══ Raw data ══
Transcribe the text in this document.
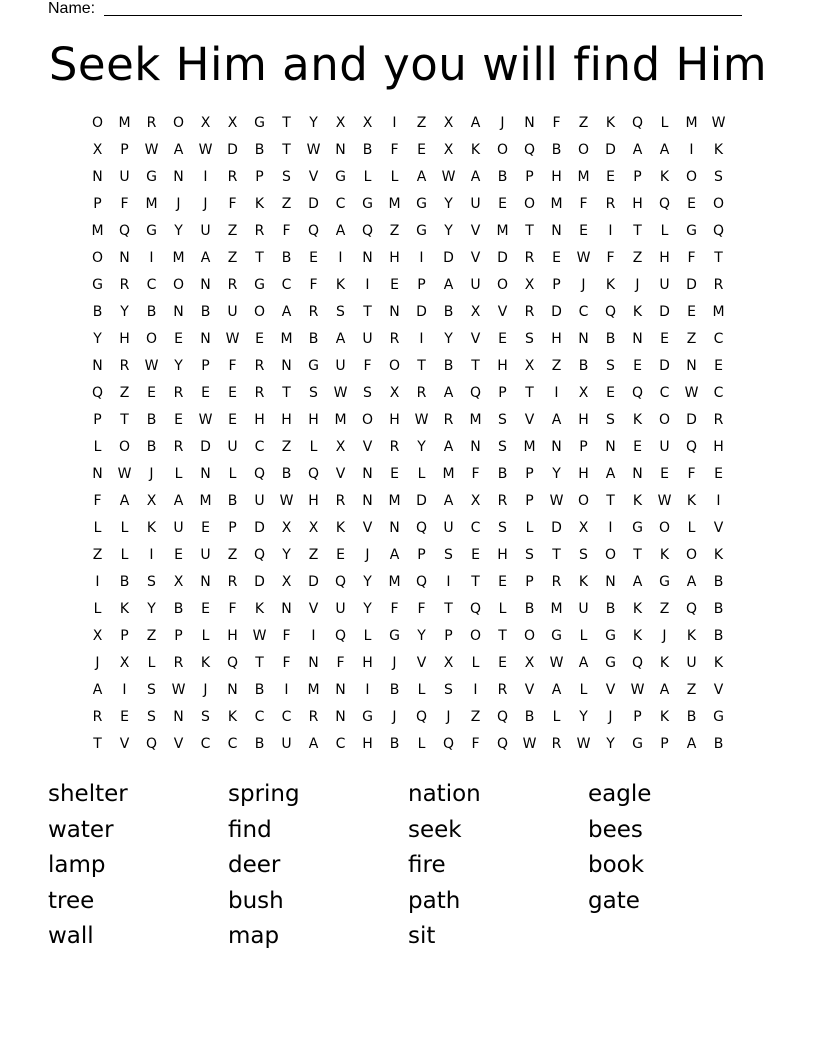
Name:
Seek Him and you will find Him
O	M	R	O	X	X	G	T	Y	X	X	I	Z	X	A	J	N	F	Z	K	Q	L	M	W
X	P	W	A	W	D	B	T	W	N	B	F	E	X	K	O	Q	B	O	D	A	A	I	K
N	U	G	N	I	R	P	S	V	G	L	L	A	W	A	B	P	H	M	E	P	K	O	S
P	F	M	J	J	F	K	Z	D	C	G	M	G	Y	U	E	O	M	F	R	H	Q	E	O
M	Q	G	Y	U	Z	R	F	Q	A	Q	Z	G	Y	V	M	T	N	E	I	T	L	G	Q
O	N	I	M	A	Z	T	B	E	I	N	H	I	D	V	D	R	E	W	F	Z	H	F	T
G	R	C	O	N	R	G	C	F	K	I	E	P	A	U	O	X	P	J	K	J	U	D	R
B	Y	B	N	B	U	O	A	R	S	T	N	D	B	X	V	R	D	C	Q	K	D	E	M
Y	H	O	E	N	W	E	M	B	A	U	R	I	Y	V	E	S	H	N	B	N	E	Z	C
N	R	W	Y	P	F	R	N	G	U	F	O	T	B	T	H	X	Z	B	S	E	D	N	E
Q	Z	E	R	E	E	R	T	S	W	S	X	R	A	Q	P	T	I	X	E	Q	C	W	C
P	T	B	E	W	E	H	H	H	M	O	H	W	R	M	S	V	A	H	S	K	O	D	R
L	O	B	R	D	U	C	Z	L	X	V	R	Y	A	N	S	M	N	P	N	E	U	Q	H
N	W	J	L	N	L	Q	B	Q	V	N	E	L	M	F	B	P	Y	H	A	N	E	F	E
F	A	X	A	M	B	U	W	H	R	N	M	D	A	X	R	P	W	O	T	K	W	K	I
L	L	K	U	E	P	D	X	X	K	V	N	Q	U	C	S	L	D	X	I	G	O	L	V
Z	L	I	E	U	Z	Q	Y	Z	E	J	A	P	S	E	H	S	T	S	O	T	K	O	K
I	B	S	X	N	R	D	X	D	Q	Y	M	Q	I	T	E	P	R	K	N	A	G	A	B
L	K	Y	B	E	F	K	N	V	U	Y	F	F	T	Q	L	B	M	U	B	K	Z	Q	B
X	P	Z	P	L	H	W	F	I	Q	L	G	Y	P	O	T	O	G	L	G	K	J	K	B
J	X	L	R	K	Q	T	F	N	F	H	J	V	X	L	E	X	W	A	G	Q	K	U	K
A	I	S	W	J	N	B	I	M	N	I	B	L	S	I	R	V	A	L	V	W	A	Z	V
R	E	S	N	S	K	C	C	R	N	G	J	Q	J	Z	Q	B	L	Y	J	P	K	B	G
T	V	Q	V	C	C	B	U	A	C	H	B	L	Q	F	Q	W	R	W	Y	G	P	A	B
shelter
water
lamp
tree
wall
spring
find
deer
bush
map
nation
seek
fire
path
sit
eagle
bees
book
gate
═══
#### Prompt:
Output the data exactly. Pictures don't belong in the result.

#### Complete response:
Transcribe the text in this document.
Name:
Seek Him and you will find Him
O	M	R	O	X	X	G	T	Y	X	X	I	Z	X	A	J	N	F	Z	K	Q	L	M	W
X	P	W	A	W	D	B	T	W	N	B	F	E	X	K	O	Q	B	O	D	A	A	I	K
N	U	G	N	I	R	P	S	V	G	L	L	A	W	A	B	P	H	M	E	P	K	O	S
P	F	M	J	J	F	K	Z	D	C	G	M	G	Y	U	E	O	M	F	R	H	Q	E	O
M	Q	G	Y	U	Z	R	F	Q	A	Q	Z	G	Y	V	M	T	N	E	I	T	L	G	Q
O	N	I	M	A	Z	T	B	E	I	N	H	I	D	V	D	R	E	W	F	Z	H	F	T
G	R	C	O	N	R	G	C	F	K	I	E	P	A	U	O	X	P	J	K	J	U	D	R
B	Y	B	N	B	U	O	A	R	S	T	N	D	B	X	V	R	D	C	Q	K	D	E	M
Y	H	O	E	N	W	E	M	B	A	U	R	I	Y	V	E	S	H	N	B	N	E	Z	C
N	R	W	Y	P	F	R	N	G	U	F	O	T	B	T	H	X	Z	B	S	E	D	N	E
Q	Z	E	R	E	E	R	T	S	W	S	X	R	A	Q	P	T	I	X	E	Q	C	W	C
P	T	B	E	W	E	H	H	H	M	O	H	W	R	M	S	V	A	H	S	K	O	D	R
L	O	B	R	D	U	C	Z	L	X	V	R	Y	A	N	S	M	N	P	N	E	U	Q	H
N	W	J	L	N	L	Q	B	Q	V	N	E	L	M	F	B	P	Y	H	A	N	E	F	E
F	A	X	A	M	B	U	W	H	R	N	M	D	A	X	R	P	W	O	T	K	W	K	I
L	L	K	U	E	P	D	X	X	K	V	N	Q	U	C	S	L	D	X	I	G	O	L	V
Z	L	I	E	U	Z	Q	Y	Z	E	J	A	P	S	E	H	S	T	S	O	T	K	O	K
I	B	S	X	N	R	D	X	D	Q	Y	M	Q	I	T	E	P	R	K	N	A	G	A	B
L	K	Y	B	E	F	K	N	V	U	Y	F	F	T	Q	L	B	M	U	B	K	Z	Q	B
X	P	Z	P	L	H	W	F	I	Q	L	G	Y	P	O	T	O	G	L	G	K	J	K	B
J	X	L	R	K	Q	T	F	N	F	H	J	V	X	L	E	X	W	A	G	Q	K	U	K
A	I	S	W	J	N	B	I	M	N	I	B	L	S	I	R	V	A	L	V	W	A	Z	V
R	E	S	N	S	K	C	C	R	N	G	J	Q	J	Z	Q	B	L	Y	J	P	K	B	G
T	V	Q	V	C	C	B	U	A	C	H	B	L	Q	F	Q	W	R	W	Y	G	P	A	B
shelter
water
lamp
tree
wall
spring
find
deer
bush
map
nation
seek
fire
path
sit
eagle
bees
book
gate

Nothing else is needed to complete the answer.